### Saved data entries

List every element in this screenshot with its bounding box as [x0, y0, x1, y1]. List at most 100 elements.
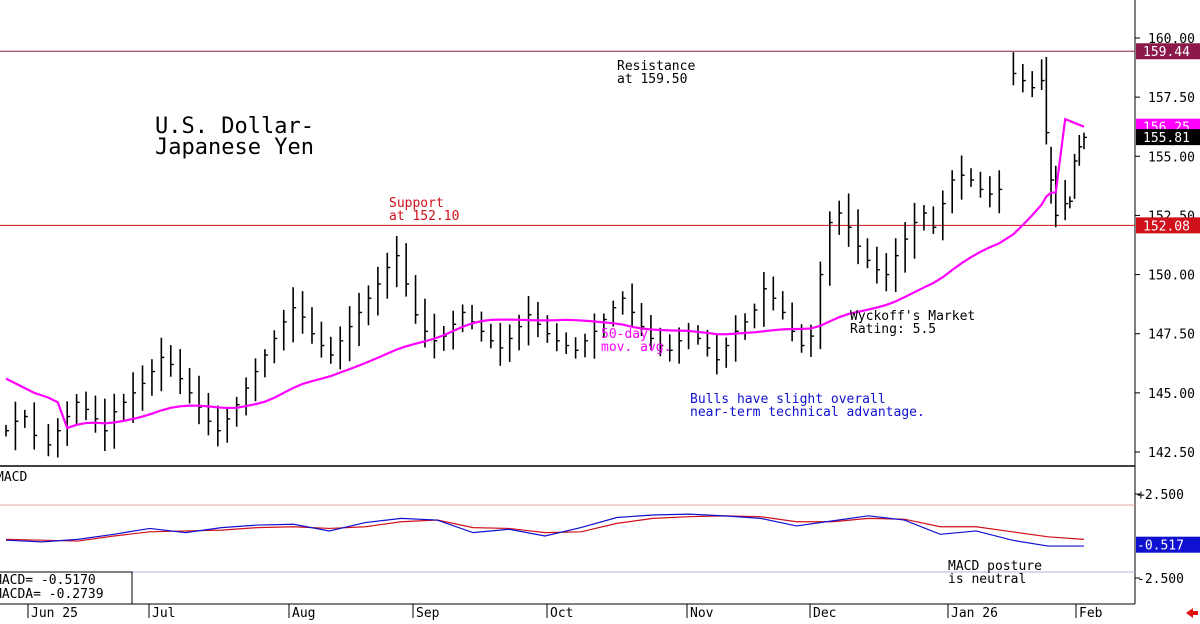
- price-marker-box: [1136, 129, 1200, 146]
- macd-signal-line: [5, 515, 1085, 542]
- price-marker-label: 159.44: [1143, 45, 1190, 60]
- price-bar: [33, 402, 38, 450]
- price-bar: [1054, 165, 1059, 228]
- price-bar: [828, 211, 833, 286]
- moving-average-line: [5, 117, 1085, 430]
- x-tick-label: Sep: [416, 606, 440, 621]
- macd-marker-box: [1136, 536, 1200, 553]
- price-bar: [1045, 56, 1050, 145]
- price-bar: [179, 349, 184, 395]
- price-bar: [734, 315, 739, 362]
- price-bar: [753, 303, 758, 329]
- x-tick-label: Oct: [550, 606, 573, 621]
- price-bar: [254, 358, 259, 402]
- price-bar: [763, 272, 767, 327]
- price-bar: [960, 155, 965, 200]
- macd-readout-value: MACD= -0.5170: [0, 573, 96, 588]
- price-bar: [697, 325, 701, 345]
- price-bar: [490, 323, 494, 349]
- price-bar: [659, 327, 664, 357]
- price-bar: [169, 345, 174, 377]
- price-bar: [687, 322, 692, 350]
- price-marker-box: [1136, 43, 1200, 60]
- price-bar: [330, 336, 334, 364]
- x-tick-label: Nov: [690, 606, 714, 621]
- rating-label-1: Wyckoff's Market: [850, 309, 975, 324]
- price-bar: [810, 324, 814, 357]
- price-bar: [650, 315, 654, 351]
- price-bar: [574, 337, 579, 359]
- price-bar: [442, 326, 447, 351]
- price-bar: [66, 401, 71, 446]
- price-bar: [377, 266, 381, 316]
- price-bar: [461, 304, 466, 333]
- price-bar: [217, 405, 221, 447]
- y-tick-label: 150.00: [1148, 269, 1195, 284]
- price-bar: [640, 303, 645, 337]
- macd-tick-label: -2.500: [1137, 572, 1184, 587]
- price-bar: [358, 292, 363, 347]
- price-bar: [480, 311, 485, 342]
- price-bar: [923, 205, 927, 231]
- price-bar: [744, 313, 749, 340]
- price-bar: [348, 306, 353, 362]
- price-bar: [339, 326, 344, 370]
- price-bar: [1073, 153, 1078, 199]
- price-bar: [857, 209, 862, 265]
- price-bar: [113, 393, 118, 449]
- price-bar: [989, 176, 993, 208]
- price-bar: [207, 392, 212, 436]
- price-bar: [1012, 52, 1017, 86]
- price-bar: [1050, 146, 1055, 204]
- x-tick-label: Dec: [813, 606, 836, 621]
- price-bar: [245, 377, 250, 416]
- y-tick-label: 157.50: [1148, 91, 1195, 106]
- price-bar: [264, 349, 268, 378]
- price-bar: [499, 322, 504, 366]
- price-bar: [132, 372, 137, 423]
- resistance-label-1: Resistance: [617, 59, 695, 74]
- price-marker-box: [1136, 217, 1200, 234]
- y-tick-label: 145.00: [1148, 387, 1195, 402]
- price-bar: [555, 323, 560, 352]
- price-bar: [725, 337, 730, 368]
- ma-label-2: mov. avg.: [601, 340, 671, 355]
- price-marker-label: 152.08: [1143, 219, 1190, 234]
- price-bar: [273, 330, 278, 364]
- price-bar: [301, 291, 306, 334]
- price-bar: [979, 171, 984, 198]
- price-bar: [1022, 64, 1026, 93]
- price-bar: [1083, 132, 1087, 150]
- price-bar: [141, 365, 146, 411]
- price-bar: [819, 261, 824, 350]
- y-tick-label: 147.50: [1148, 328, 1195, 343]
- price-bar: [75, 394, 80, 425]
- price-bar: [584, 333, 589, 358]
- price-bar: [998, 170, 1003, 214]
- x-tick-label: Jun 25: [31, 606, 78, 621]
- chart-title-line-2: Japanese Yen: [155, 135, 314, 160]
- price-bar: [292, 287, 297, 343]
- price-bar: [603, 313, 607, 338]
- price-bar: [941, 190, 946, 241]
- price-bar: [876, 246, 880, 284]
- macd-posture-2: is neutral: [948, 572, 1026, 587]
- price-bar: [565, 332, 570, 354]
- price-bar: [791, 302, 796, 342]
- price-bar: [311, 307, 315, 344]
- price-bar: [668, 334, 673, 362]
- commentary-line-1: Bulls have slight overall: [690, 392, 886, 407]
- macd-readout-box: [0, 571, 133, 605]
- macd-posture-1: MACD posture: [948, 559, 1042, 574]
- price-bar: [621, 291, 626, 315]
- price-bar: [1040, 59, 1045, 91]
- x-tick-label: Aug: [292, 606, 315, 621]
- price-bar: [188, 368, 193, 404]
- chart-title-line-1: U.S. Dollar-: [155, 114, 314, 139]
- scroll-left-arrow-icon[interactable]: [1186, 608, 1198, 618]
- price-panel: 160.00157.50155.00152.50150.00147.50145.…: [0, 32, 1200, 461]
- price-bar: [716, 333, 720, 375]
- price-bar: [414, 275, 419, 324]
- price-bar: [386, 252, 391, 299]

### Written exercise
Please copy the lines in the records above without any changes, beginning with the line that contains "- price-marker-box: [1136, 129, 1200, 146]" and continuing through the line that contains "- x-tick-label: Nov: [690, 606, 714, 621]".

### Full answer
- price-marker-box: [1136, 129, 1200, 146]
- macd-signal-line: [5, 515, 1085, 542]
- price-marker-label: 159.44: [1143, 45, 1190, 60]
- price-bar: [33, 402, 38, 450]
- price-bar: [1054, 165, 1059, 228]
- price-bar: [828, 211, 833, 286]
- moving-average-line: [5, 117, 1085, 430]
- x-tick-label: Sep: [416, 606, 440, 621]
- macd-marker-box: [1136, 536, 1200, 553]
- price-bar: [1045, 56, 1050, 145]
- price-bar: [179, 349, 184, 395]
- price-bar: [734, 315, 739, 362]
- price-bar: [753, 303, 758, 329]
- x-tick-label: Oct: [550, 606, 573, 621]
- price-bar: [254, 358, 259, 402]
- price-bar: [763, 272, 767, 327]
- price-bar: [960, 155, 965, 200]
- macd-readout-value: MACD= -0.5170: [0, 573, 96, 588]
- price-bar: [697, 325, 701, 345]
- price-bar: [490, 323, 494, 349]
- price-bar: [659, 327, 664, 357]
- price-bar: [169, 345, 174, 377]
- price-bar: [687, 322, 692, 350]
- price-marker-box: [1136, 43, 1200, 60]
- price-bar: [330, 336, 334, 364]
- x-tick-label: Nov: [690, 606, 714, 621]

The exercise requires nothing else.